Data in this exercise
* * * *
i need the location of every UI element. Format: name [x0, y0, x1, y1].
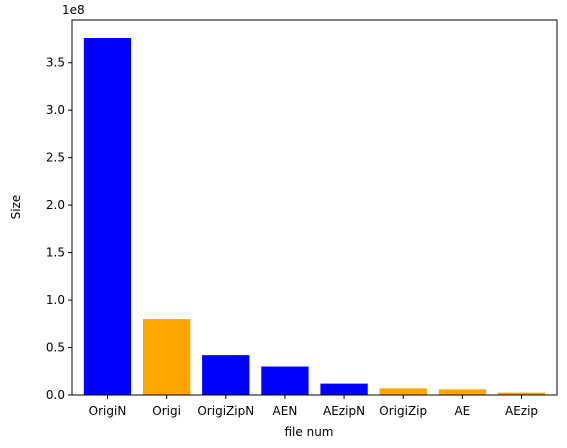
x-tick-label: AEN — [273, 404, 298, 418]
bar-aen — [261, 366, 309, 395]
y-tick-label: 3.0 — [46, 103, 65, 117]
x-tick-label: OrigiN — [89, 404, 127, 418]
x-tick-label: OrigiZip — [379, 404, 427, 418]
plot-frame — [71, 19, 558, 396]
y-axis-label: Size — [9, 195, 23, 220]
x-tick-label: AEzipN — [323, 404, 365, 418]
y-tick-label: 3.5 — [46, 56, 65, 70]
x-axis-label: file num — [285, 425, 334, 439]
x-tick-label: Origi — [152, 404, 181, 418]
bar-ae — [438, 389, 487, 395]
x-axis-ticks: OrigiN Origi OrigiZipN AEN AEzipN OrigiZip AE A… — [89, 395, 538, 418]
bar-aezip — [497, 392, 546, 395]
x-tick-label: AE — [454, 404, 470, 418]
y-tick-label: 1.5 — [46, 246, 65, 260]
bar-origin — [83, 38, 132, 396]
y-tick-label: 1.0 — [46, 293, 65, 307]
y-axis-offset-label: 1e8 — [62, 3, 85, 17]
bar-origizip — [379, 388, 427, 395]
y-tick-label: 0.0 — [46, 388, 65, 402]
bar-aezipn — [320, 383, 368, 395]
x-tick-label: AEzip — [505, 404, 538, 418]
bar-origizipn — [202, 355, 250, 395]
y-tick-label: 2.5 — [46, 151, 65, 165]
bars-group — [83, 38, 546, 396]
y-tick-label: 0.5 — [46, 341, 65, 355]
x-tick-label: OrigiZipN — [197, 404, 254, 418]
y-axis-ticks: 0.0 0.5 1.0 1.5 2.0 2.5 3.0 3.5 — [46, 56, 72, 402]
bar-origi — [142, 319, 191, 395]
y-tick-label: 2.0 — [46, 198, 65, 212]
* * * *
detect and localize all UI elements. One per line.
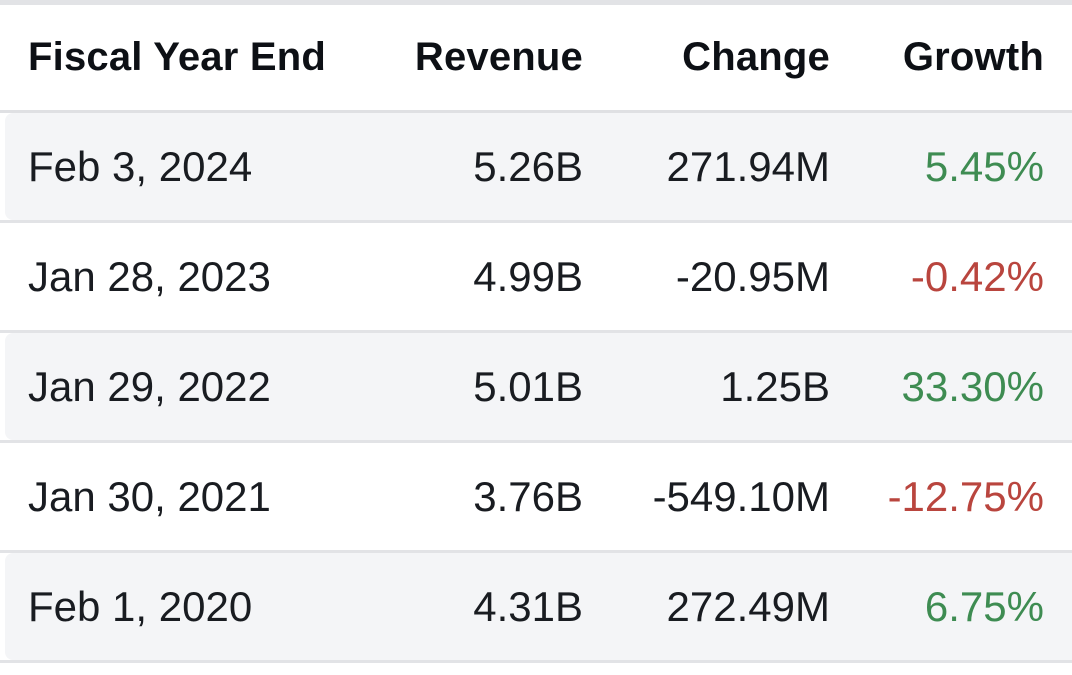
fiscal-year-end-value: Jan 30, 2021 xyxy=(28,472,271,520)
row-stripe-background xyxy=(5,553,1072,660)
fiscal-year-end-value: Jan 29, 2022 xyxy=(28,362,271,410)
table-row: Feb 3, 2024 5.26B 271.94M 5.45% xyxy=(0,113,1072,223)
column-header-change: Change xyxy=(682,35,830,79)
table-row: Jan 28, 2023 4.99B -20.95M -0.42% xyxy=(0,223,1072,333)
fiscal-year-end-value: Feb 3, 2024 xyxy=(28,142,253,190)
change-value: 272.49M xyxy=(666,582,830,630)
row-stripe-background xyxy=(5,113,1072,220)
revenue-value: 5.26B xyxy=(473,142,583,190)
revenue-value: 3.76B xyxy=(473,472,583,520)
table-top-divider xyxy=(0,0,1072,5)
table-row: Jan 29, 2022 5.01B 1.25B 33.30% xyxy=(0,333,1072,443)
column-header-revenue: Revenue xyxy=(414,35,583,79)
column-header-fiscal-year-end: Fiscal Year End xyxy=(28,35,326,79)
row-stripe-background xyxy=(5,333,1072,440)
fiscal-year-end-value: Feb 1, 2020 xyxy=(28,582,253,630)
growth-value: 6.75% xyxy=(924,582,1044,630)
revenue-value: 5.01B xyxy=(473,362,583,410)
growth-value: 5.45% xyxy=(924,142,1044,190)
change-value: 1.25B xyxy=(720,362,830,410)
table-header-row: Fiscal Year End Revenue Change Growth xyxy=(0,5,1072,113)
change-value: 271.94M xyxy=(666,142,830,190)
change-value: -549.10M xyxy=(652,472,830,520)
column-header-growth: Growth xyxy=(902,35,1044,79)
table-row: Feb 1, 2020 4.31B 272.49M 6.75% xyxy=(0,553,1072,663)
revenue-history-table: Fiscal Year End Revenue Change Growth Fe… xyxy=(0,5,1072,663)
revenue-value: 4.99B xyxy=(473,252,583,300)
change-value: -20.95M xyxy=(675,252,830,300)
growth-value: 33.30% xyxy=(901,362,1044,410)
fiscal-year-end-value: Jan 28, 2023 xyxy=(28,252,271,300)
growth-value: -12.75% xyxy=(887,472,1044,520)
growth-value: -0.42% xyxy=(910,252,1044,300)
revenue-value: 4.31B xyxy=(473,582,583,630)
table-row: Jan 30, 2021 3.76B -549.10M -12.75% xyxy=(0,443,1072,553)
* * * *
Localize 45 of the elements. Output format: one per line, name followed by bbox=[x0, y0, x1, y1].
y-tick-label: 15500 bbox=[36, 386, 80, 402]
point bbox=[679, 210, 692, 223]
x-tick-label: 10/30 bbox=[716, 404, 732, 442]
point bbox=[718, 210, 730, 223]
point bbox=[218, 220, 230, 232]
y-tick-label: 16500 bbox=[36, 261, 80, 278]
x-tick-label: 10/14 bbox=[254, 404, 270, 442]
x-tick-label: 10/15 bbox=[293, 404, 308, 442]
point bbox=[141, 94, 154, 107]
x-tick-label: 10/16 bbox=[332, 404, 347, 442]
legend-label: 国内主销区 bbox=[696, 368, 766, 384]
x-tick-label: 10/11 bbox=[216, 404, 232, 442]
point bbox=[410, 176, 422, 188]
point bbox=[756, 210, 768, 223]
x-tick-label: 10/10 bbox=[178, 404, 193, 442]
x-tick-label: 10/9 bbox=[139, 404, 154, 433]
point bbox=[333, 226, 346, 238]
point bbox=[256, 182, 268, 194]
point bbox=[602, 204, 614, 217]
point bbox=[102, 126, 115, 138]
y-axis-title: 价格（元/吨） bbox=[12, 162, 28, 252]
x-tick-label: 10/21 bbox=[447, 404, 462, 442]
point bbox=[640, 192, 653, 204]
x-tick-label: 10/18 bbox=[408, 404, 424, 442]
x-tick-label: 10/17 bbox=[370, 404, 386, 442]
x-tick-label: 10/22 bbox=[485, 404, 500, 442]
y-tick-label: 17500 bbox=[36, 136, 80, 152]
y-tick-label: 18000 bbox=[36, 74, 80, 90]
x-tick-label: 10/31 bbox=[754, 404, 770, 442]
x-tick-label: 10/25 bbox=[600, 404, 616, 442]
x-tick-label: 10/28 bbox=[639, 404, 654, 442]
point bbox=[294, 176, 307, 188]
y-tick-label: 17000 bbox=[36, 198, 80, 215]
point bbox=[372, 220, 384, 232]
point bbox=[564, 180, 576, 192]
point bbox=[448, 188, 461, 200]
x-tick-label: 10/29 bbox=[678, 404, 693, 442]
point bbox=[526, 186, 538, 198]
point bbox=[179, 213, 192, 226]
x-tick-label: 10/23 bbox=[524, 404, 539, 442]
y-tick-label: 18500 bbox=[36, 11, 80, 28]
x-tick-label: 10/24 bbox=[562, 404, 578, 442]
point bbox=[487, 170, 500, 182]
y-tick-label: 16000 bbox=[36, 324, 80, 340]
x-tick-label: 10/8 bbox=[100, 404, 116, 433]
* * * *
What you are asked to do
Reproduce the lines starting with the line that contains "Localize 45 of" and going on through the line that contains "legend-label: 国内主销区 bbox=[696, 368, 766, 384]", with both of those included.

Solved problem
Localize 45 of the elements. Output format: one per line, name followed by bbox=[x0, y0, x1, y1].
y-tick-label: 15500 bbox=[36, 386, 80, 402]
point bbox=[679, 210, 692, 223]
x-tick-label: 10/30 bbox=[716, 404, 732, 442]
point bbox=[718, 210, 730, 223]
point bbox=[218, 220, 230, 232]
y-tick-label: 16500 bbox=[36, 261, 80, 278]
x-tick-label: 10/14 bbox=[254, 404, 270, 442]
x-tick-label: 10/15 bbox=[293, 404, 308, 442]
point bbox=[141, 94, 154, 107]
x-tick-label: 10/16 bbox=[332, 404, 347, 442]
legend-label: 国内主销区 bbox=[696, 368, 766, 384]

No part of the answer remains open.